Excerpts from a figure dataset:
__________

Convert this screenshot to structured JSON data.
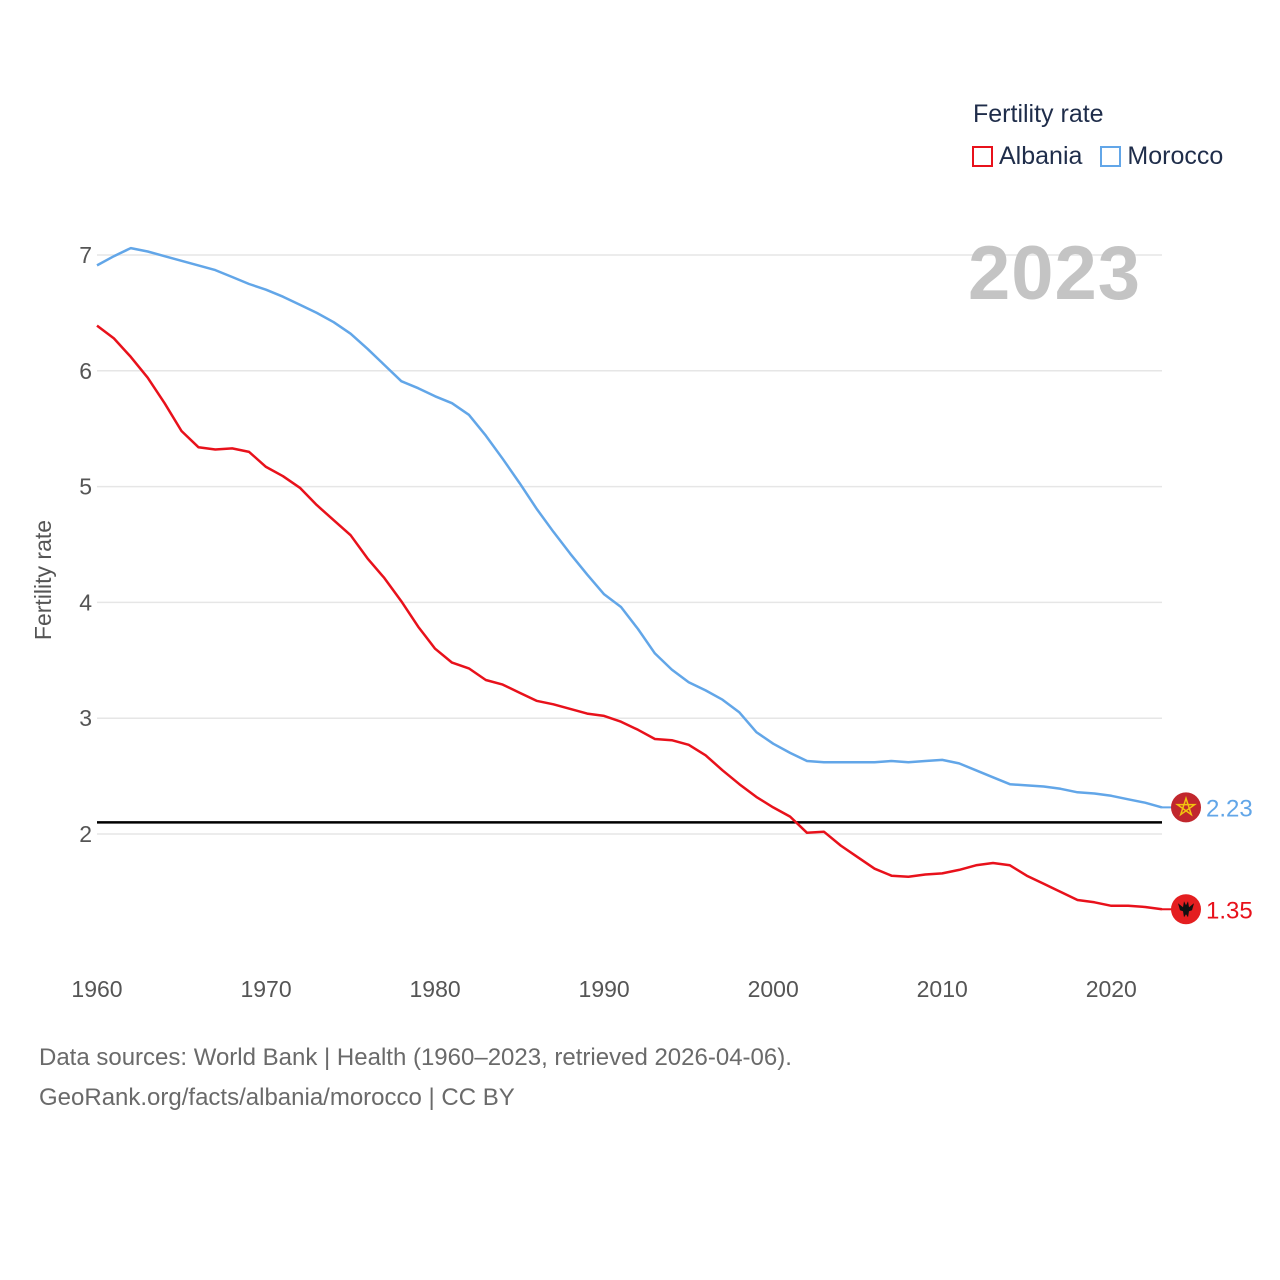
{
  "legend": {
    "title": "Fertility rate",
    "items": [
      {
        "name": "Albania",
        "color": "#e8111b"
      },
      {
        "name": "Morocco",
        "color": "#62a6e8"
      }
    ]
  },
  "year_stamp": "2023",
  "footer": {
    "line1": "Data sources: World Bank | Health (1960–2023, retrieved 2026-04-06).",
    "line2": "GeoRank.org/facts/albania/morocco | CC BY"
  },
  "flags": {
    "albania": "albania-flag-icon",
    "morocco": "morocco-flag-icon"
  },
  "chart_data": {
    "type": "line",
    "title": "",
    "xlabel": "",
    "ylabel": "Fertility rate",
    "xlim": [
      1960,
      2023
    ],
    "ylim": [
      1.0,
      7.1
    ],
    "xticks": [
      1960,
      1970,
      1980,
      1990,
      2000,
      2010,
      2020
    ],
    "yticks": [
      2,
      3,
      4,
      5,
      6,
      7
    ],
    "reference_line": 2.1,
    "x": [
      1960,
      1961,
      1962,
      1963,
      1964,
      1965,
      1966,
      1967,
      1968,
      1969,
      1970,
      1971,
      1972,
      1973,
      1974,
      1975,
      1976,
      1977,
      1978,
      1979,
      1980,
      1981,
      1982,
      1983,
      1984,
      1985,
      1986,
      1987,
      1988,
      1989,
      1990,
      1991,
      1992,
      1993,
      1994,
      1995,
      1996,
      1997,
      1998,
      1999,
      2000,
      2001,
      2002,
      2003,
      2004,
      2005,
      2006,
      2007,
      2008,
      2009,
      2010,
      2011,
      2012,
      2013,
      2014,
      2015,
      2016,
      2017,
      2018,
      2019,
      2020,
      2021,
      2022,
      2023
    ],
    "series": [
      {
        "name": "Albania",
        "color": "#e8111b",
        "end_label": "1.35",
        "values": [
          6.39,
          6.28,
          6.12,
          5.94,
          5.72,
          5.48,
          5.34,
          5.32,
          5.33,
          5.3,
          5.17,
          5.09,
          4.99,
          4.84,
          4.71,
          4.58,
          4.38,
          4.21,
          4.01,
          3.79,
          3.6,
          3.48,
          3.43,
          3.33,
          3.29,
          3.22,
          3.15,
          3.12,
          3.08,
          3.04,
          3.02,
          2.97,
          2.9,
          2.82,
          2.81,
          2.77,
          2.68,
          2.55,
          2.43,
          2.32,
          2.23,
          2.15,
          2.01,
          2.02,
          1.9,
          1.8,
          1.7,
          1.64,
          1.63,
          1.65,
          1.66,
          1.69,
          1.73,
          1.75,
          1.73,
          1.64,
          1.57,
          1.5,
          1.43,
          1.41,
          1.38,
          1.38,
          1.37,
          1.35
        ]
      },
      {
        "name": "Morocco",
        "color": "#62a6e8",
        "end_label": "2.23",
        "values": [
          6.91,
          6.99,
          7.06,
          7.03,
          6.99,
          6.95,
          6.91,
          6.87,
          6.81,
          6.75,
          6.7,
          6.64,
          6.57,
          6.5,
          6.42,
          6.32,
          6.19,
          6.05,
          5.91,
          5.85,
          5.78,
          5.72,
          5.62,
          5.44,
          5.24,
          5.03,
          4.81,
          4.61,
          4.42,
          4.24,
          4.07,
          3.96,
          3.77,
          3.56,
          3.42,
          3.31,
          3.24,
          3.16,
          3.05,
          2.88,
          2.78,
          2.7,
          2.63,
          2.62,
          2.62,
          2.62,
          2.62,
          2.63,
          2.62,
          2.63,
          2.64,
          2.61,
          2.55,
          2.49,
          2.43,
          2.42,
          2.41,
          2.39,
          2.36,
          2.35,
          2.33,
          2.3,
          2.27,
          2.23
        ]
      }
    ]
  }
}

__________

→ PROMPT
Leave the pictures out and print the records above exactly as they stand.

→ RESPONSE
Convert this screenshot to structured JSON data.
{
  "legend": {
    "title": "Fertility rate",
    "items": [
      {
        "name": "Albania",
        "color": "#e8111b"
      },
      {
        "name": "Morocco",
        "color": "#62a6e8"
      }
    ]
  },
  "year_stamp": "2023",
  "footer": {
    "line1": "Data sources: World Bank | Health (1960–2023, retrieved 2026-04-06).",
    "line2": "GeoRank.org/facts/albania/morocco | CC BY"
  },
  "flags": {
    "albania": "albania-flag-icon",
    "morocco": "morocco-flag-icon"
  },
  "chart_data": {
    "type": "line",
    "title": "",
    "xlabel": "",
    "ylabel": "Fertility rate",
    "xlim": [
      1960,
      2023
    ],
    "ylim": [
      1.0,
      7.1
    ],
    "xticks": [
      1960,
      1970,
      1980,
      1990,
      2000,
      2010,
      2020
    ],
    "yticks": [
      2,
      3,
      4,
      5,
      6,
      7
    ],
    "reference_line": 2.1,
    "x": [
      1960,
      1961,
      1962,
      1963,
      1964,
      1965,
      1966,
      1967,
      1968,
      1969,
      1970,
      1971,
      1972,
      1973,
      1974,
      1975,
      1976,
      1977,
      1978,
      1979,
      1980,
      1981,
      1982,
      1983,
      1984,
      1985,
      1986,
      1987,
      1988,
      1989,
      1990,
      1991,
      1992,
      1993,
      1994,
      1995,
      1996,
      1997,
      1998,
      1999,
      2000,
      2001,
      2002,
      2003,
      2004,
      2005,
      2006,
      2007,
      2008,
      2009,
      2010,
      2011,
      2012,
      2013,
      2014,
      2015,
      2016,
      2017,
      2018,
      2019,
      2020,
      2021,
      2022,
      2023
    ],
    "series": [
      {
        "name": "Albania",
        "color": "#e8111b",
        "end_label": "1.35",
        "values": [
          6.39,
          6.28,
          6.12,
          5.94,
          5.72,
          5.48,
          5.34,
          5.32,
          5.33,
          5.3,
          5.17,
          5.09,
          4.99,
          4.84,
          4.71,
          4.58,
          4.38,
          4.21,
          4.01,
          3.79,
          3.6,
          3.48,
          3.43,
          3.33,
          3.29,
          3.22,
          3.15,
          3.12,
          3.08,
          3.04,
          3.02,
          2.97,
          2.9,
          2.82,
          2.81,
          2.77,
          2.68,
          2.55,
          2.43,
          2.32,
          2.23,
          2.15,
          2.01,
          2.02,
          1.9,
          1.8,
          1.7,
          1.64,
          1.63,
          1.65,
          1.66,
          1.69,
          1.73,
          1.75,
          1.73,
          1.64,
          1.57,
          1.5,
          1.43,
          1.41,
          1.38,
          1.38,
          1.37,
          1.35
        ]
      },
      {
        "name": "Morocco",
        "color": "#62a6e8",
        "end_label": "2.23",
        "values": [
          6.91,
          6.99,
          7.06,
          7.03,
          6.99,
          6.95,
          6.91,
          6.87,
          6.81,
          6.75,
          6.7,
          6.64,
          6.57,
          6.5,
          6.42,
          6.32,
          6.19,
          6.05,
          5.91,
          5.85,
          5.78,
          5.72,
          5.62,
          5.44,
          5.24,
          5.03,
          4.81,
          4.61,
          4.42,
          4.24,
          4.07,
          3.96,
          3.77,
          3.56,
          3.42,
          3.31,
          3.24,
          3.16,
          3.05,
          2.88,
          2.78,
          2.7,
          2.63,
          2.62,
          2.62,
          2.62,
          2.62,
          2.63,
          2.62,
          2.63,
          2.64,
          2.61,
          2.55,
          2.49,
          2.43,
          2.42,
          2.41,
          2.39,
          2.36,
          2.35,
          2.33,
          2.3,
          2.27,
          2.23
        ]
      }
    ]
  }
}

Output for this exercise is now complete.